## Document passage
Shmoozing About Lean Leadership with Beau Keyte

Last week, Beau Keyte sent me a copy of Chapter 10 of his book The Complete Lean Enterprise, entitled Leading in the Future State, and we have been exchanging thoughts about it by email since. Many of my words below are already in my account of the Central Coast Lean Summit, where this conversation started; what is new here is the back-and-forth.

Michel Baudin: In management, PDCA sounds like the “Plan, Organize, Lead, and Control” (POLC) as taught in Business Schools as the functions of management. Of course, Plan, Organize and Control are more formal and easier to teach than Lead which, as a result, tends to get short shrift. Also, both PDCA and POLC can be interpreted as a sequence of separate tasks that the manager does alone, based on his or her infinite wisdom. But it can also be interpreted as dimensions of the work that needs to be done, and intertwined. Hoshin Planning, for example, is planning, but it involves the whole team and requires leadership. Conversely, leading a team requires thinking through the best way to do it in the circumstances and with the individuals involved, which is planning…

Beau Keyte
Beau Keyte

Beau Keyte: I see management as its own process needing continuous improvement, so I’m comfortable with PDCA as a learning system to understand how to manage and lead better.  My thought is that “Control” at the end of POLC seems to hold onto Command and Control.  I prefer to think of the final objective as “Develop.”

## Exercise aim
Quote the lean leadership conversation word for word, everything from "Shmoozing About Lean" down to "is the back-and-forth.". The listing that comes next is separate material with no connection to the text on lean leadership.

## Stored data
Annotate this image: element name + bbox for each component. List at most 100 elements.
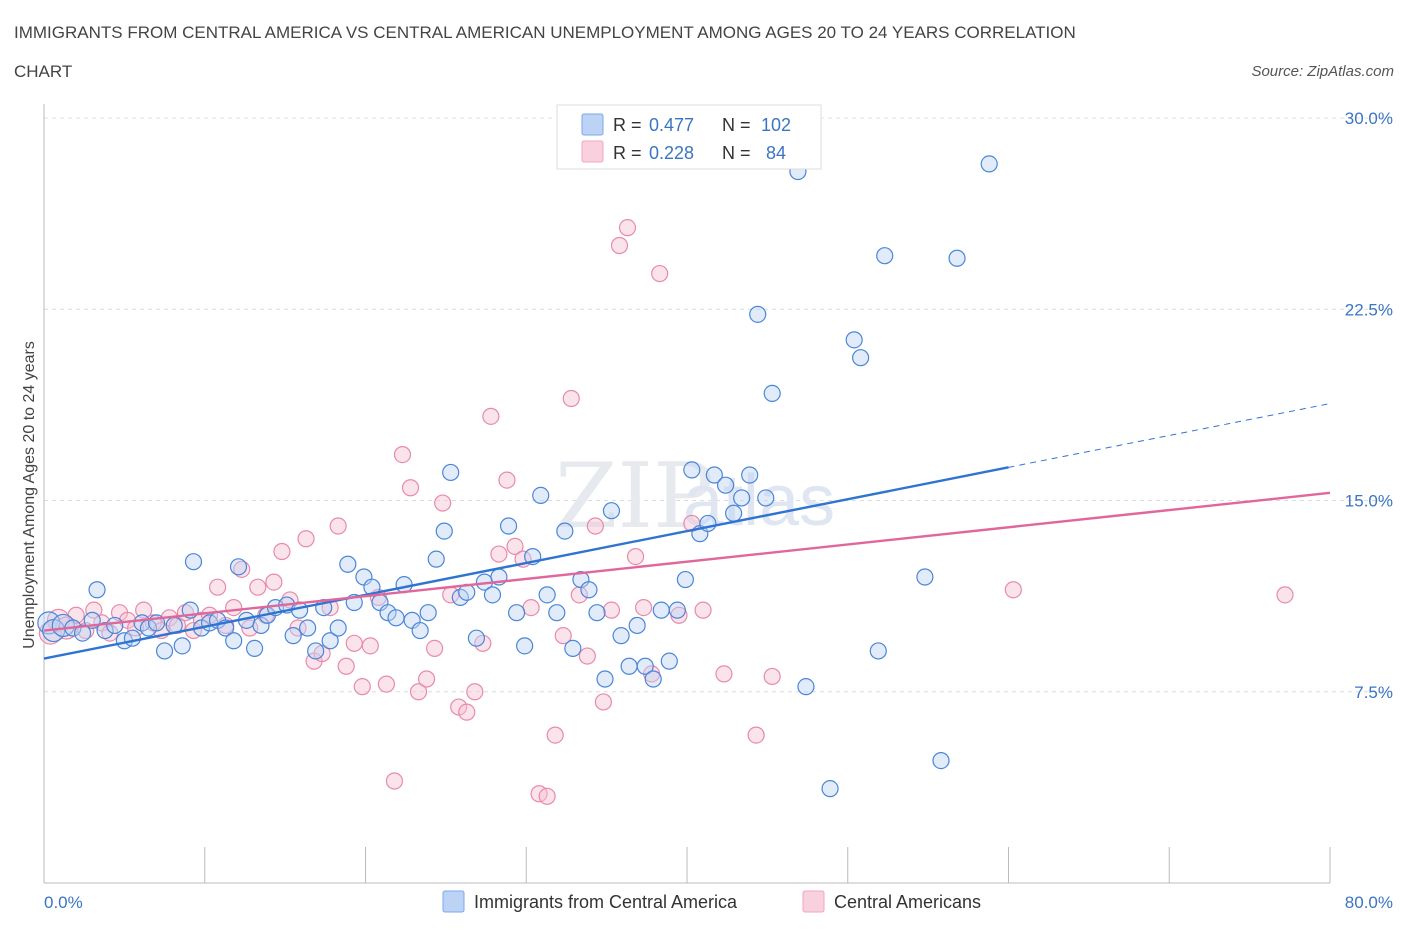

## Completed exercise
Shmoozing About Lean Leadership with Beau Keyte

Last week, Beau Keyte sent me a copy of Chapter 10 of his book The Complete Lean Enterprise, entitled Leading in the Future State, and we have been exchanging thoughts about it by email since. Many of my words below are already in my account of the Central Coast Lean Summit, where this conversation started; what is new here is the back-and-forth.